TASK DETAILS | Gather up every line from the entries below that uses the word "icon".

--- start DATASET ---

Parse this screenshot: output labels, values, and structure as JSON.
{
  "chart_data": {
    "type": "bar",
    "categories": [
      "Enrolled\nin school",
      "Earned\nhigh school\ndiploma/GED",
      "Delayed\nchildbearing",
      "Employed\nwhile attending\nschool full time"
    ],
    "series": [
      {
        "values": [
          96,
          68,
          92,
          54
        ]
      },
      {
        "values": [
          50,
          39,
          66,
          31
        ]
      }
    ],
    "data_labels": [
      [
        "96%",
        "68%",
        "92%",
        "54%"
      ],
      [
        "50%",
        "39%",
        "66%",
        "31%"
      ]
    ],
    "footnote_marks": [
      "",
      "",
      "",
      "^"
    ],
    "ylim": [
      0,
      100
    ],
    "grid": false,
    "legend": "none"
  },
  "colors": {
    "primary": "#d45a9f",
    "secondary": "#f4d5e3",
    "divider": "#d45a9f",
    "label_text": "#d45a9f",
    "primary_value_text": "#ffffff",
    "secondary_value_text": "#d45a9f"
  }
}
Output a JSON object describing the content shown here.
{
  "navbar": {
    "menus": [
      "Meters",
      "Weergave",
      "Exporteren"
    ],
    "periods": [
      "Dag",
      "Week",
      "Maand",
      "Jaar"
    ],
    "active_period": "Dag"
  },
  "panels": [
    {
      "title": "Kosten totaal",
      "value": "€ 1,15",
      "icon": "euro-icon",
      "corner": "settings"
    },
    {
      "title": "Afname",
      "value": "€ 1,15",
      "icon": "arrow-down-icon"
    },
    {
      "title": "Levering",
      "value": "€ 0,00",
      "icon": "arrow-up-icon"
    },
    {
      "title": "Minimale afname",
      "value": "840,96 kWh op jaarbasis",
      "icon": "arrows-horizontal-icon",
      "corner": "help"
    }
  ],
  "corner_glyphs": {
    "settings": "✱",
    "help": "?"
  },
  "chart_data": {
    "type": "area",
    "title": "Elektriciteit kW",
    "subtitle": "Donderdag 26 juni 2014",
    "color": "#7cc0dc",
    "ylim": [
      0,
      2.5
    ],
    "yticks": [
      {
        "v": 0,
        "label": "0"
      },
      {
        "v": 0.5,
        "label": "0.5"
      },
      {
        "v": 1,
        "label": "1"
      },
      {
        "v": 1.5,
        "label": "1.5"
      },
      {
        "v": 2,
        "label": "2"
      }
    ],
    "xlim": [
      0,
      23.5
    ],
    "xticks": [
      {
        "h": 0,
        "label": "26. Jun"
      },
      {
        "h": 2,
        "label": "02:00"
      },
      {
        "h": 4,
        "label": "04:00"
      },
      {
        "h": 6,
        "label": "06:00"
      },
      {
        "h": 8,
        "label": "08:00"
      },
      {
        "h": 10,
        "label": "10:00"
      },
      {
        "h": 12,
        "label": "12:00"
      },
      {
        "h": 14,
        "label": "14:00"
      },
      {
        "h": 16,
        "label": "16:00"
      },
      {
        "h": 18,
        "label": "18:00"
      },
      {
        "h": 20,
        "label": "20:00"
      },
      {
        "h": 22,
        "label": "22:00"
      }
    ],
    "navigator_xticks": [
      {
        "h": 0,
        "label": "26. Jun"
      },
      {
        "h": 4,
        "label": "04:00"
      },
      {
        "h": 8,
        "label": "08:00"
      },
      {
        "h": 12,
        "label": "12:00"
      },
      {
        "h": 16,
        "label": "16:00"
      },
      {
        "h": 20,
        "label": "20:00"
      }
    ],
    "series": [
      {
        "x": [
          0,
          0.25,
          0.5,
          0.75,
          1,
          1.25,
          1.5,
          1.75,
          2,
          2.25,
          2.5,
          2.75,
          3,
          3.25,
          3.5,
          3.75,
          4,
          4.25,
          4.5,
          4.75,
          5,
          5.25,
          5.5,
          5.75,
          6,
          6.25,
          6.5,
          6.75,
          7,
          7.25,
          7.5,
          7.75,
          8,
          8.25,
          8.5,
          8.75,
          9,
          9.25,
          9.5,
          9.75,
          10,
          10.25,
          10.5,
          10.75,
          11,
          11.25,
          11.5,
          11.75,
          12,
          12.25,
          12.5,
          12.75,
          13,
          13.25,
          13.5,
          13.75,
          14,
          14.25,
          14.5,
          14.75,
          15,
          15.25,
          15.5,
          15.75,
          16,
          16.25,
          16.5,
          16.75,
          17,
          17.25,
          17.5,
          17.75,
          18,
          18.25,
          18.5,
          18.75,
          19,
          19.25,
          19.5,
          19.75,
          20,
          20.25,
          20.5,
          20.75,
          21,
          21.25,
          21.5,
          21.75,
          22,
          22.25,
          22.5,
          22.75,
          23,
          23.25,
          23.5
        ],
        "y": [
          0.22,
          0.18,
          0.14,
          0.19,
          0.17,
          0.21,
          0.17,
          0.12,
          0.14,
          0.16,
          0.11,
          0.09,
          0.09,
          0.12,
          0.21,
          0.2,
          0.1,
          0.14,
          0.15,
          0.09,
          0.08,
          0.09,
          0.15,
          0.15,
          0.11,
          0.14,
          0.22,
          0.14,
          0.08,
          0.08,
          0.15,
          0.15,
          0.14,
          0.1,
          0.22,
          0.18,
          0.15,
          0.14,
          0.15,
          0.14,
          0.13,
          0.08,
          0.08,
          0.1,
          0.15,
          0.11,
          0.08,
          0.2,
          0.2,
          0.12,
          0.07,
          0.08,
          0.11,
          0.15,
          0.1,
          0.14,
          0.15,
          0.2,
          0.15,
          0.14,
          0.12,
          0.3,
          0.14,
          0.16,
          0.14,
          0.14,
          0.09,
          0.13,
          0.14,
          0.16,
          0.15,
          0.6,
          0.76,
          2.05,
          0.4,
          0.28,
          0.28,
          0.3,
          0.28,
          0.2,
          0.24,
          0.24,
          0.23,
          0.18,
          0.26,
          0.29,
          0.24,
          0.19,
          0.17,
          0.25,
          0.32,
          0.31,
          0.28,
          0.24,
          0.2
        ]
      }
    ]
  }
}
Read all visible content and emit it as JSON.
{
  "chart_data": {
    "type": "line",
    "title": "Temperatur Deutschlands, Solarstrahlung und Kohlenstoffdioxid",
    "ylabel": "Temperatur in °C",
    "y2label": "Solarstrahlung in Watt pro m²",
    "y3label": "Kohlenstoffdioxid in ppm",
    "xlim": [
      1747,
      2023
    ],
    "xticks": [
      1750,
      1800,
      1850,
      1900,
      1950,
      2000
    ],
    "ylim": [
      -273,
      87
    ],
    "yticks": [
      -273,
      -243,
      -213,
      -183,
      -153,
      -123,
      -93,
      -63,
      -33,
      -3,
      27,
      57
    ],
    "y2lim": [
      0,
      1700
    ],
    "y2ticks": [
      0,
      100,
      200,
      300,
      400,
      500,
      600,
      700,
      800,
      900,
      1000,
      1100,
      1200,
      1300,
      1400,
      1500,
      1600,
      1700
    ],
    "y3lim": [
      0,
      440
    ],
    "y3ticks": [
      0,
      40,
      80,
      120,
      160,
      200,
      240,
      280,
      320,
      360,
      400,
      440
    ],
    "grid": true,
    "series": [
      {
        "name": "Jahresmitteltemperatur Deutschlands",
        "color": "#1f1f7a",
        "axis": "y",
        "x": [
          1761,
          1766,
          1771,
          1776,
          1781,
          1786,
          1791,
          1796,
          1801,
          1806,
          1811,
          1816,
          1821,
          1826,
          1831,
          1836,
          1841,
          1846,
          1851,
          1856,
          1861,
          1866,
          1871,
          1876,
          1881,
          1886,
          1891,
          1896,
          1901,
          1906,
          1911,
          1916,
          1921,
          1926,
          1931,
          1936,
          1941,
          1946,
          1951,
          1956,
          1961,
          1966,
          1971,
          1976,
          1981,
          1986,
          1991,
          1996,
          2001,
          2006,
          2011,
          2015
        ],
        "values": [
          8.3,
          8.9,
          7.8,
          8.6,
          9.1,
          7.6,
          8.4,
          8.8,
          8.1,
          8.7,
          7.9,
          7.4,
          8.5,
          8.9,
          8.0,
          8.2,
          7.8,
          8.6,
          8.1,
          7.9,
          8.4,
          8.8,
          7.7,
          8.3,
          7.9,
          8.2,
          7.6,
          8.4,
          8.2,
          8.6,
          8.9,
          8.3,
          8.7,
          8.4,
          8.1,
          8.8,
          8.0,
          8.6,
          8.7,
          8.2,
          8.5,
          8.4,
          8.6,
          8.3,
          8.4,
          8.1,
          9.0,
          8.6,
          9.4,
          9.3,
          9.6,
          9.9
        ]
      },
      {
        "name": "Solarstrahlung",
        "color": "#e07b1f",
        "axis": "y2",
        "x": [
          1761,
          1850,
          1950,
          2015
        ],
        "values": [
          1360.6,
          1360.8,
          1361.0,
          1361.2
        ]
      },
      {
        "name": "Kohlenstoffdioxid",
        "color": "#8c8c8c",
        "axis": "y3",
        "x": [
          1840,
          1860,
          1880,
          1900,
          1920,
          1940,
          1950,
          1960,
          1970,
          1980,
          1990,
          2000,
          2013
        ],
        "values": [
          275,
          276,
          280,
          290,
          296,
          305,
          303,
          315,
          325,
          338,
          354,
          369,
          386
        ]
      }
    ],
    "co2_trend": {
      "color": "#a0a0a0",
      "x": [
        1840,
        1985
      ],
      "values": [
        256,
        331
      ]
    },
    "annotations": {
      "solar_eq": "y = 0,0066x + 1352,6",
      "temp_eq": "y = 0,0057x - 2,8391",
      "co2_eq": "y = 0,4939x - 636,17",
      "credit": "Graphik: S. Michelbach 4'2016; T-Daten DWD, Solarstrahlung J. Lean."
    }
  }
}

--- end DATASET ---

COMPLETED EXERCISE |
      "icon": "euro-icon",
      "icon": "arrow-down-icon"
      "icon": "arrow-up-icon"
      "icon": "arrows-horizontal-icon",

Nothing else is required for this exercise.